* Work required *
Find every line of the listing below where "with" appears, and copy it.

* BEGIN Material *

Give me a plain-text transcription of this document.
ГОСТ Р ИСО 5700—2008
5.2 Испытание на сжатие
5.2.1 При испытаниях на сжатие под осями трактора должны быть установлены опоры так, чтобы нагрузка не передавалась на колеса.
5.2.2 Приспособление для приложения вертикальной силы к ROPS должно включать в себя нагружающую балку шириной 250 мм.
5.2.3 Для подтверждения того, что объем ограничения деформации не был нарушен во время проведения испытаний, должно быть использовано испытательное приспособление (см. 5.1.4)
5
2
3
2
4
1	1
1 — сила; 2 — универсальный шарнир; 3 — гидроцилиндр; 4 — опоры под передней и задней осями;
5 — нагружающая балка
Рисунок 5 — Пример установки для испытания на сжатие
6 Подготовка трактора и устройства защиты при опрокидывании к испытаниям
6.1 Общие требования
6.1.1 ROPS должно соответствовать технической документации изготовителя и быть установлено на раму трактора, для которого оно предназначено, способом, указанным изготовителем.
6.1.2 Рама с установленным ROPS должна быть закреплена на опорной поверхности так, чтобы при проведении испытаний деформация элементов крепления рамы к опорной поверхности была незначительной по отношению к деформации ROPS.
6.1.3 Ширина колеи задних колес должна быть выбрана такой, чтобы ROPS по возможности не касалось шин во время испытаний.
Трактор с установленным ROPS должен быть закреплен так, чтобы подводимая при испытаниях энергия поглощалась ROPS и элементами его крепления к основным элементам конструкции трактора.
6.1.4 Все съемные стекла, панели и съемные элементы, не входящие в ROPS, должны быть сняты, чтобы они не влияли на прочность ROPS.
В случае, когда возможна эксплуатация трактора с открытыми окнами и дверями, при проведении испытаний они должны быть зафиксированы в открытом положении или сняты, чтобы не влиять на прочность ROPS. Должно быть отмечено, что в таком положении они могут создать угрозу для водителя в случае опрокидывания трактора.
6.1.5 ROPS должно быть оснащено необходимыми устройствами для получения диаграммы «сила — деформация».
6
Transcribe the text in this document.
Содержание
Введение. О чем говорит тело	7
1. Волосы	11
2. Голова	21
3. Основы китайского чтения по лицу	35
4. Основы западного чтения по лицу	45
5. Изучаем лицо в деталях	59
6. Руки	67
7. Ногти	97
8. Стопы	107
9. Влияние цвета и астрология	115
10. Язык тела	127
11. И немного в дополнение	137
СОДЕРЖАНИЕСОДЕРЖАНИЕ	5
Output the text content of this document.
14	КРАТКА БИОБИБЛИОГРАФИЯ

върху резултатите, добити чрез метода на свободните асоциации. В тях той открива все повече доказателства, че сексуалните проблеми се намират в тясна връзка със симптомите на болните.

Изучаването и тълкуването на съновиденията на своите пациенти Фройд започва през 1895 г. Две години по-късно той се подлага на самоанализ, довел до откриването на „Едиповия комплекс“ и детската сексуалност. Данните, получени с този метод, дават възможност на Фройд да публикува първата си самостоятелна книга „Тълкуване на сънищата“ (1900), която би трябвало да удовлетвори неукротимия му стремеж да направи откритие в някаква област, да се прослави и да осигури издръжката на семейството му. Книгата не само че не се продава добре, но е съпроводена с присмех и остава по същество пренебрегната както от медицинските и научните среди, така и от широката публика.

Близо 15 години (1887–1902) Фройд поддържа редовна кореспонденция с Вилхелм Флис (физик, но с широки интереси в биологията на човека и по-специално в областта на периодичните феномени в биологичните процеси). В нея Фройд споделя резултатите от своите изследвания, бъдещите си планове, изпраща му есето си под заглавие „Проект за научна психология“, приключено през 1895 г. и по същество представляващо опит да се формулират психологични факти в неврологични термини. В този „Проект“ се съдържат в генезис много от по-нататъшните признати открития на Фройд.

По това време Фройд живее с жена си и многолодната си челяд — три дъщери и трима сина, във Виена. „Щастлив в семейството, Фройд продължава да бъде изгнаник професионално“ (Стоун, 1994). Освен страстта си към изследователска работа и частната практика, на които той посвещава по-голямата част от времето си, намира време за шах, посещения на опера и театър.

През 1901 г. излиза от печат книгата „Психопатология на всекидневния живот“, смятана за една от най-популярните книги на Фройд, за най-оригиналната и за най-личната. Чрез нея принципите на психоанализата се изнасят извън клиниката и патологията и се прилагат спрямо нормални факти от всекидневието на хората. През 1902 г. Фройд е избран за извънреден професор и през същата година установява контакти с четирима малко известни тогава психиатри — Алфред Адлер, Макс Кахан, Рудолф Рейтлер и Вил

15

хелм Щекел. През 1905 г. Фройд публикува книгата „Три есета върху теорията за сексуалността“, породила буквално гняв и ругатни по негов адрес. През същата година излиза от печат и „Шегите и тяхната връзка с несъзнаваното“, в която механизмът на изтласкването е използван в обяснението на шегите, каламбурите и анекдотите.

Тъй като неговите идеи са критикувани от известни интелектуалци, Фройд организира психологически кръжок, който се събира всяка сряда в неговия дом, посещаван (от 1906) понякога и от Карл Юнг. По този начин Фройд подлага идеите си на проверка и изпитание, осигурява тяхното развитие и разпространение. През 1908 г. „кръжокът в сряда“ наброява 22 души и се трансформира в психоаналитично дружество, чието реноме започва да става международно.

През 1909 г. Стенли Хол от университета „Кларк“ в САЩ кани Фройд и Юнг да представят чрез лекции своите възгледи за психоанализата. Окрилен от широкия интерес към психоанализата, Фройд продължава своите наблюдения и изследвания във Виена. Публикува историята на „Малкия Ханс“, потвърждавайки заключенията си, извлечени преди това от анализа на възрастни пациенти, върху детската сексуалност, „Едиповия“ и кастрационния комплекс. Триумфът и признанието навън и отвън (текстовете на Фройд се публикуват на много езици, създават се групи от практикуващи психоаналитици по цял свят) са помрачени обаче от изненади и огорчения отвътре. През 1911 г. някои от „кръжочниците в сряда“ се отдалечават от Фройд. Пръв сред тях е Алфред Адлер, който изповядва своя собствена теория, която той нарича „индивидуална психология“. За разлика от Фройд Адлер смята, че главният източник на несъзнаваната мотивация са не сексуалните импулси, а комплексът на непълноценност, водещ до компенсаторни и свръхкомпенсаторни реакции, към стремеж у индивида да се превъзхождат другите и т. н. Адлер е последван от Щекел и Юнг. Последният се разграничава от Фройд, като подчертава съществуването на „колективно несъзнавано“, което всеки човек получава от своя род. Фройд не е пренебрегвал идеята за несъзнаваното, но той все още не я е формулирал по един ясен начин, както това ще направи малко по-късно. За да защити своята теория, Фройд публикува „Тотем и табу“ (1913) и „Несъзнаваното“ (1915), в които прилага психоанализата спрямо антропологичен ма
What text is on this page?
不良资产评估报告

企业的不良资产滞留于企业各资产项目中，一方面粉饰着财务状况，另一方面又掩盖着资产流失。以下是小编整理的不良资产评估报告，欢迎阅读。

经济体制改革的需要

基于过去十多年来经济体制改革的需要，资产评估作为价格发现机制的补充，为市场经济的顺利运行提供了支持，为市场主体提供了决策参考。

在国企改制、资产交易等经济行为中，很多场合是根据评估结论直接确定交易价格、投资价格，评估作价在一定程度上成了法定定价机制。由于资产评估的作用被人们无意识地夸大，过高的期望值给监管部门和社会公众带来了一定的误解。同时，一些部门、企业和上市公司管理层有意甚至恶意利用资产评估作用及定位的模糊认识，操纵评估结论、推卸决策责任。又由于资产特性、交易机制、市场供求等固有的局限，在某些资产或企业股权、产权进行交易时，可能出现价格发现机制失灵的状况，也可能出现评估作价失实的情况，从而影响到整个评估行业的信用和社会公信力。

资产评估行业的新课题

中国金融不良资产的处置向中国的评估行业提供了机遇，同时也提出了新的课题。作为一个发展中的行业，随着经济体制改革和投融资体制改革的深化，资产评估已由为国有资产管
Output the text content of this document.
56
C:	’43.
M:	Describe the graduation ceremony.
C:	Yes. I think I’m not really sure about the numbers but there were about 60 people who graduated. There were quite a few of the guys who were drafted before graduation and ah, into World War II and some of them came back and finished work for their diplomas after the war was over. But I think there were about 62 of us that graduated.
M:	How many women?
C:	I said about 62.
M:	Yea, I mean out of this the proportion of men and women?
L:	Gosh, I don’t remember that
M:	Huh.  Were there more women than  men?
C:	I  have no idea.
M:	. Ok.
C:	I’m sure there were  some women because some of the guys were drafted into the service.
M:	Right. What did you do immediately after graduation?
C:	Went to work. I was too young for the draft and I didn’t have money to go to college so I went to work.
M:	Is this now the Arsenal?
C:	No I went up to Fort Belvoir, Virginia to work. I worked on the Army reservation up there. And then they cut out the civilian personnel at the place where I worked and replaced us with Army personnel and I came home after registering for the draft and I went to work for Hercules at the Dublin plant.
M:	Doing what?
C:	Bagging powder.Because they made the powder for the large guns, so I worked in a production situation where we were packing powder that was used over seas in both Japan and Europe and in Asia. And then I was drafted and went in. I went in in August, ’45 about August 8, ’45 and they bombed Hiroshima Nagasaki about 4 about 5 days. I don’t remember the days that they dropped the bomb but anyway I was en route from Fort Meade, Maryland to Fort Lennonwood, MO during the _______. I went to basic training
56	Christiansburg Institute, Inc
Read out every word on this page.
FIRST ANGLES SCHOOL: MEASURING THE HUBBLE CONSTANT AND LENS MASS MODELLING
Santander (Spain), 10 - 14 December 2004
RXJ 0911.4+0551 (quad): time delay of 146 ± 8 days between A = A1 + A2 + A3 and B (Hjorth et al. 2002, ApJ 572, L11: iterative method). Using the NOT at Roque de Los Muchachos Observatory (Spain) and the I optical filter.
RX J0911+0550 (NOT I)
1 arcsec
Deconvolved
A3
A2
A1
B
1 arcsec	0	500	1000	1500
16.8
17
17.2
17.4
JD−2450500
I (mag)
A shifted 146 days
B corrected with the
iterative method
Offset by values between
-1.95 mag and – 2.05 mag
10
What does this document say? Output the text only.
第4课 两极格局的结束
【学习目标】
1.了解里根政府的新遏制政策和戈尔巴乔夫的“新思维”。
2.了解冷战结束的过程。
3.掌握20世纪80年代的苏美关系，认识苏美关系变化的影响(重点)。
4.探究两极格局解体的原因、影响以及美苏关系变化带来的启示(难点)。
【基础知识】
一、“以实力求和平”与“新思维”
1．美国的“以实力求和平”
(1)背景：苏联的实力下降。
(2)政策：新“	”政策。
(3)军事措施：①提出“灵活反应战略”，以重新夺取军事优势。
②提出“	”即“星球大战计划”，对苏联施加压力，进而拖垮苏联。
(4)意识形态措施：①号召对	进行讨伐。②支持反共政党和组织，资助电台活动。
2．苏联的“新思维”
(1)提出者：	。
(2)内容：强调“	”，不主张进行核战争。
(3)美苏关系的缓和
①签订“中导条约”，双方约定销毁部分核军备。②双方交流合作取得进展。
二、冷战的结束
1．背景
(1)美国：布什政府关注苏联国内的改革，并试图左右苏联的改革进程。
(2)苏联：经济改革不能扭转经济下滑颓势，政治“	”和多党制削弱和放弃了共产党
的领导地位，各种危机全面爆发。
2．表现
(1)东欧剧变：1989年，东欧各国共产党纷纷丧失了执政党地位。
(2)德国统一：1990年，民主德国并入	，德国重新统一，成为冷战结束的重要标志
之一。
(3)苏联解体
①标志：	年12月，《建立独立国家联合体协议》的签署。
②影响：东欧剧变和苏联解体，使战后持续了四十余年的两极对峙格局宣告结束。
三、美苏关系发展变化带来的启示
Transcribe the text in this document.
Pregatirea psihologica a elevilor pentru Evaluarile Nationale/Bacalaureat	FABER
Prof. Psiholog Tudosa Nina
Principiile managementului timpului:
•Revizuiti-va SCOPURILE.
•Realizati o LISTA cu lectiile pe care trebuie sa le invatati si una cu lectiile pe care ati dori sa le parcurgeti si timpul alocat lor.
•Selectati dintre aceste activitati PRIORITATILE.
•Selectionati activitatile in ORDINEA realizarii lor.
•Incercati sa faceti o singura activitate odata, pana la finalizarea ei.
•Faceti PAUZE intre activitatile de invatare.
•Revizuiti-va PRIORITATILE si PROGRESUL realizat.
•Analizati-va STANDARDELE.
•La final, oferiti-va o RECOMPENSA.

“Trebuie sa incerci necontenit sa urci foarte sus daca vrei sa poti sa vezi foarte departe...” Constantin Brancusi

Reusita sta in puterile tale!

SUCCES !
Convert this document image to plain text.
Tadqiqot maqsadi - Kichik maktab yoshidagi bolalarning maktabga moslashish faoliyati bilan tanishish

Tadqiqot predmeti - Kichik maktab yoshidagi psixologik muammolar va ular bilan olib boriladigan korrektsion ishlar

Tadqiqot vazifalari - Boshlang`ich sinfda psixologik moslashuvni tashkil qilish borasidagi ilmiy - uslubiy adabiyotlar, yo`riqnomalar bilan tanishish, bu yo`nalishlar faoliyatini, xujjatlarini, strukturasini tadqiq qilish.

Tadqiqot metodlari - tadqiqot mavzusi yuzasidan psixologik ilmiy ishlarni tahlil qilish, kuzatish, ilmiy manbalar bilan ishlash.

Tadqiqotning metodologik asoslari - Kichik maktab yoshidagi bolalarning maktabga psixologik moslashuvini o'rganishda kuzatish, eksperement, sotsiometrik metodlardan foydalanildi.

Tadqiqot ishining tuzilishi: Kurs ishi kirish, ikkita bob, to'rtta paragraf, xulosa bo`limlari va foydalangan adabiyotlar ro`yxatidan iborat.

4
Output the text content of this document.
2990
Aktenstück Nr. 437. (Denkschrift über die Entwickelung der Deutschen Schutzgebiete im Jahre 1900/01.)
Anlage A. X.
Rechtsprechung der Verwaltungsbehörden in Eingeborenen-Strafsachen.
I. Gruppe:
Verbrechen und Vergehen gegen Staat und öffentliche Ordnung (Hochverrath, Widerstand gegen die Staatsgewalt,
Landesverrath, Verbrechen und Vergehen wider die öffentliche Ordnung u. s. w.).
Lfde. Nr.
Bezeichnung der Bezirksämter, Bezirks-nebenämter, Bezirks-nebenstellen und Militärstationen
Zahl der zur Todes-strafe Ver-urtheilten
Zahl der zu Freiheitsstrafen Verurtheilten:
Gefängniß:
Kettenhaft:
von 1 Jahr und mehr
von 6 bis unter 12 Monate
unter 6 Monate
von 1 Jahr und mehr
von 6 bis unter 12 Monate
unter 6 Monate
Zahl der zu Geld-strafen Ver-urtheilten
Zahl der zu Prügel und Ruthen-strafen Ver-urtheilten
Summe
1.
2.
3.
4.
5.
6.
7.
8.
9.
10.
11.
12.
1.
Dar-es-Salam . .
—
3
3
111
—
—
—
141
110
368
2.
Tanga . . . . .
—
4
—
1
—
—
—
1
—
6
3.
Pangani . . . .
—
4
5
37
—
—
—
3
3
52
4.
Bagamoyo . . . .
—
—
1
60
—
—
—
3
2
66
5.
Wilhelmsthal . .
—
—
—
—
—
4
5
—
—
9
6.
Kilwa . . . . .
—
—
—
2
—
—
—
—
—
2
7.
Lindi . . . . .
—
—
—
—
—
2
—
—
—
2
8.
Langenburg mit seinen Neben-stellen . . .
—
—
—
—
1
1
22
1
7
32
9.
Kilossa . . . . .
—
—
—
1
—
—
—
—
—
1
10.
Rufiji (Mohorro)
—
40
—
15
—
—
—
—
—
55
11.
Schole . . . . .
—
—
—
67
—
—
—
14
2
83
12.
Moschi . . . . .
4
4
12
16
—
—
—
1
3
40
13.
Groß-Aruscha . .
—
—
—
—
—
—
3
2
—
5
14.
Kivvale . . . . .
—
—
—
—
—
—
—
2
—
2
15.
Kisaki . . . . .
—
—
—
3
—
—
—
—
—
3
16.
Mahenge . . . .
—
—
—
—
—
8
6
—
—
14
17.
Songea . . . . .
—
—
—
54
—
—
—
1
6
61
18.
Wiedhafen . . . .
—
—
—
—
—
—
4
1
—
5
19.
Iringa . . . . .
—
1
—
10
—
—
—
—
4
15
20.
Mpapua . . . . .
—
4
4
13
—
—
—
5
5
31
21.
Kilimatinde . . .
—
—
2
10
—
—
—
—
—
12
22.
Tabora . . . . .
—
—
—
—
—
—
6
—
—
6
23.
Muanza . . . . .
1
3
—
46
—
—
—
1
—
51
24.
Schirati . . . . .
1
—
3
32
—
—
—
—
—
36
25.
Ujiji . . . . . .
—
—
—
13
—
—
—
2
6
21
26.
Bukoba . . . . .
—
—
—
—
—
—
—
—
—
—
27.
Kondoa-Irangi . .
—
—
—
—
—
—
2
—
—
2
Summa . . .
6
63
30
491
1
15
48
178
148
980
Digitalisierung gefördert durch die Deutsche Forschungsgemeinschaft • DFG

* END Material *

* Complete output *
C:	No I went up to Fort Belvoir, Virginia to work. I worked on the Army reservation up there. And then they cut out the civilian personnel at the place where I worked and replaced us with Army personnel and I came home after registering for the draft and I went to work for Hercules at the Dublin plant.
B corrected with the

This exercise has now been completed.